__WORK TO BE COMPLETED__:
Each record below should be repeated precisely as written.

__Saved entries__:
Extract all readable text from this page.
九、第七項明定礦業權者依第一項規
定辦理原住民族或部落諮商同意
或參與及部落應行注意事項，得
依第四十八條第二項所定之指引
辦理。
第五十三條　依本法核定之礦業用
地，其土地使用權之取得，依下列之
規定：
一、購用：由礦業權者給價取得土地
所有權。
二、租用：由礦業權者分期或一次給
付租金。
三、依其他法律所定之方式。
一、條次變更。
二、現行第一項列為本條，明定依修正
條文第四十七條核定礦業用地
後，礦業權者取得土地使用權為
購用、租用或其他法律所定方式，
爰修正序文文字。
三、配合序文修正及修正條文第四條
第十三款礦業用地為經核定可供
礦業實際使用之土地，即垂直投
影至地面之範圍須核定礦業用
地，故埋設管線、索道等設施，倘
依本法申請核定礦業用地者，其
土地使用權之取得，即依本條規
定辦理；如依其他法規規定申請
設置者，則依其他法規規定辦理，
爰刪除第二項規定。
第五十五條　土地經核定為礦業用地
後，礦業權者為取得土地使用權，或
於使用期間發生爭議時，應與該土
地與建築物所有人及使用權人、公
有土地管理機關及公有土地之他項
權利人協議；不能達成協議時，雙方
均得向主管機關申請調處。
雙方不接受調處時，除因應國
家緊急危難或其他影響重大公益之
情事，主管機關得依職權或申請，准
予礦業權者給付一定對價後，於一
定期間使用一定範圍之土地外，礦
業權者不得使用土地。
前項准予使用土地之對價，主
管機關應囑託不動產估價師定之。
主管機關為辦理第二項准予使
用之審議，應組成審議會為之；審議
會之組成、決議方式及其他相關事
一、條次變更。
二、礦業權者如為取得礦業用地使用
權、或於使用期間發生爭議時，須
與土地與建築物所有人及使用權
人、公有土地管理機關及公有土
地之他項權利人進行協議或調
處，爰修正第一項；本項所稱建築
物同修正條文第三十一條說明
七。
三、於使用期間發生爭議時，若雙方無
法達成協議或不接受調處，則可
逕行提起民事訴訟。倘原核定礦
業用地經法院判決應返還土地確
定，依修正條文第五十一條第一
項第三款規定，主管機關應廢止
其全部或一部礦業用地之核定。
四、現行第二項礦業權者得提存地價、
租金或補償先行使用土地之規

__COMPLETE OUTPUT__:
Extract all readable text from this page.
九、第七項明定礦業權者依第一項規
定辦理原住民族或部落諮商同意
或參與及部落應行注意事項，得
依第四十八條第二項所定之指引
辦理。
第五十三條　依本法核定之礦業用
地，其土地使用權之取得，依下列之
規定：
一、購用：由礦業權者給價取得土地
所有權。
二、租用：由礦業權者分期或一次給
付租金。
三、依其他法律所定之方式。
一、條次變更。
二、現行第一項列為本條，明定依修正
條文第四十七條核定礦業用地
後，礦業權者取得土地使用權為
購用、租用或其他法律所定方式，
爰修正序文文字。
三、配合序文修正及修正條文第四條
第十三款礦業用地為經核定可供
礦業實際使用之土地，即垂直投
影至地面之範圍須核定礦業用
地，故埋設管線、索道等設施，倘
依本法申請核定礦業用地者，其
土地使用權之取得，即依本條規
定辦理；如依其他法規規定申請
設置者，則依其他法規規定辦理，
爰刪除第二項規定。
第五十五條　土地經核定為礦業用地
後，礦業權者為取得土地使用權，或
於使用期間發生爭議時，應與該土
地與建築物所有人及使用權人、公
有土地管理機關及公有土地之他項
權利人協議；不能達成協議時，雙方
均得向主管機關申請調處。
雙方不接受調處時，除因應國
家緊急危難或其他影響重大公益之
情事，主管機關得依職權或申請，准
予礦業權者給付一定對價後，於一
定期間使用一定範圍之土地外，礦
業權者不得使用土地。
前項准予使用土地之對價，主
管機關應囑託不動產估價師定之。
主管機關為辦理第二項准予使
用之審議，應組成審議會為之；審議
會之組成、決議方式及其他相關事
一、條次變更。
二、礦業權者如為取得礦業用地使用
權、或於使用期間發生爭議時，須
與土地與建築物所有人及使用權
人、公有土地管理機關及公有土
地之他項權利人進行協議或調
處，爰修正第一項；本項所稱建築
物同修正條文第三十一條說明
七。
三、於使用期間發生爭議時，若雙方無
法達成協議或不接受調處，則可
逕行提起民事訴訟。倘原核定礦
業用地經法院判決應返還土地確
定，依修正條文第五十一條第一
項第三款規定，主管機關應廢止
其全部或一部礦業用地之核定。
四、現行第二項礦業權者得提存地價、
租金或補償先行使用土地之規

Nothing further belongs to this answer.